> SOURCE PASSAGE:
======
I love to write in our city library. The building is nestled on the western edge of our little ski town, up against the converging flows of Soda Creek and the Yampa River. There is a bank of tall, wide windows along the southern face of the second floor, where patrons can sit and gaze at the jagged hills across the river. They offer bumper stickers at the circulation desk, right near the front door, which announce: “I came for the skiing and stayed for the library. Steamboat Springs, CO.” It’s that good.
But I can’t sit by the windows to write. It’s far too tempting to allow my eyes to be drawn away from the screen to watch the river rolling by, or to search the hills beyond that for mountain lions. (I know they’re there…) No, I have to lock myself away in the only windowless study room in the entire building if I have any hope of getting work done. If that’s already occupied, I can settle for the room facing the street instead, the frosted glass windows there offer little distraction.
Why come to the library at all, if not to enjoy the view? Because walking through the front doors, past the display of hardcover novels embossed with household names, and further still past the rows of shelves stacked high with fiction, reminds me that these books represent a tiny fraction of humans who have successfully completed the arduous process of writing a story and getting it out into the world. I’m only beginning to understand the patience required to endure it.
======
> JOBS:
**1.** In the library essay, which two waterways converge beside the library building?
**2.** Pick up the library essay after its last sentence and keep writing it.
The records below are separate from the library essay.

> ROWS:
======
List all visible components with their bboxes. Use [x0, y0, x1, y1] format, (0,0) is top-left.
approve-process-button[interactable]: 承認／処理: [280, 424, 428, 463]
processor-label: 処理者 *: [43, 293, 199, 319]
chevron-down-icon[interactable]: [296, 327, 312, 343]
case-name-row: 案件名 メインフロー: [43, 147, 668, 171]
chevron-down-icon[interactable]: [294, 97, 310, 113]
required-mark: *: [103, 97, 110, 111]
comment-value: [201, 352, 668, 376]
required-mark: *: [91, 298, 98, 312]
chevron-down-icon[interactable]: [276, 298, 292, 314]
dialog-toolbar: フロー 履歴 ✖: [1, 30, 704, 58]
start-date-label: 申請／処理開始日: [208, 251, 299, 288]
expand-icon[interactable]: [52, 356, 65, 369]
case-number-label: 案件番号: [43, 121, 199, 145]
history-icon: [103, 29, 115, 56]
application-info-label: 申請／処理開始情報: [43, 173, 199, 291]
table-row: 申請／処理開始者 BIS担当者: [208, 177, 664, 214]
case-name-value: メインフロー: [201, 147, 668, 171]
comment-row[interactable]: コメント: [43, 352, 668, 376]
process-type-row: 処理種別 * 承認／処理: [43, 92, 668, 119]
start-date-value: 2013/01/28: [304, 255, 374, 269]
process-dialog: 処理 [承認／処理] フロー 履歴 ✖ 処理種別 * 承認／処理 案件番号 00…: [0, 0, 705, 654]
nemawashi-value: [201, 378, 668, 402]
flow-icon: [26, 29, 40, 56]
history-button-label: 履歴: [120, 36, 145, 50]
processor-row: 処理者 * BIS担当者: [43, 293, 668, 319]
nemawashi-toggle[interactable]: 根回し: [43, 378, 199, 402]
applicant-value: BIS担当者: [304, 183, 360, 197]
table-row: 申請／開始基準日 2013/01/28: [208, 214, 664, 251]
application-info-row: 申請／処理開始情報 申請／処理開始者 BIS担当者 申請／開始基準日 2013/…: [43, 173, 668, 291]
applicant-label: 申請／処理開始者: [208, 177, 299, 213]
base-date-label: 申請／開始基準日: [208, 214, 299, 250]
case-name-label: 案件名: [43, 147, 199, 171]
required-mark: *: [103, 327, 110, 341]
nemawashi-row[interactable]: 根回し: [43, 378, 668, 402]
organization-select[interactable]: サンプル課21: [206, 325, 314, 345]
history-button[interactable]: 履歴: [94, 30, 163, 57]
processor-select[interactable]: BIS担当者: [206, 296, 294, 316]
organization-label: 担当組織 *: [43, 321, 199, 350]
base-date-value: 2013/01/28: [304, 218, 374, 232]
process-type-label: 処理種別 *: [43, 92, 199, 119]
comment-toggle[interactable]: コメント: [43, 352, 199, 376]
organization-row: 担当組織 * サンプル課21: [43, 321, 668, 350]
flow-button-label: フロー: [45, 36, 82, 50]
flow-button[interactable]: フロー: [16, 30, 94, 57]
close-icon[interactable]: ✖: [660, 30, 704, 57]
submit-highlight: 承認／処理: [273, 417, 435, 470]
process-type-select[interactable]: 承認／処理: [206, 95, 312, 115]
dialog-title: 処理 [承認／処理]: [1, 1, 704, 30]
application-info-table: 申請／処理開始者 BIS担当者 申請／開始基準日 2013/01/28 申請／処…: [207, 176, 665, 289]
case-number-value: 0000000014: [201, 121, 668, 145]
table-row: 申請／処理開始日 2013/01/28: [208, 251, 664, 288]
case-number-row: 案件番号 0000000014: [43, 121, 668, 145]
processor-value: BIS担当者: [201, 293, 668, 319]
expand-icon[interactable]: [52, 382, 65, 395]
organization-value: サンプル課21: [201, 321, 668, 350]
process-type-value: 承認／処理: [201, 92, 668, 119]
======
> RESPONSES FOR EACH TASK:
**1.** Soda Creek and the Yampa River.

**2.**
Each title represents months – years, even – of that author’s life, the best parts of which were spent gathering the story – listening to the characters reveal what happens next, finding the words and writing them down. Patience encourages the tale to unfold, and then blossom.
Each one of these writers had a first book, I remind myself. Each one of them went through the thrill of writing it. Each one of them rode high on the enthusiasm of completing it! Most, probably, came crashing down with the realization of just how hard it can be to get a book published when nobody knows your name.
For an unknown writer, the publishing process goes like this:
Step One: Carefully craft a letter to an agent – several agents, most likely – in which you fit a hook, a winning description of your story, a relevant biography about yourself, and the reason you’ve chosen to approach this particular agent onto a single page, double-spaced. (The purpose of this query letter is to ask for their permission to send the entire manuscript.)
Step Two: Send the letter.
Step Three: Check your email every 15 seconds for a response.
Step Four: Repeat Step Three for weeks. Maybe months.
Step Five: Google “How to self-publish my book.”
Step Six: Admit to yourself that marketing isn’t your strong suit, and research more agents to query.
Step Seven: Start again at Step One, with a different list of agents.
Step Eight: Sell plasma.
Step Nine: Open a new bank account for plasma earnings, which will be dedicated solely to self-publishing the book. Vow to learn about marketing.
I don’t know what comes next. I’m at Step Seven. Only my fear of needles is preventing my advancement.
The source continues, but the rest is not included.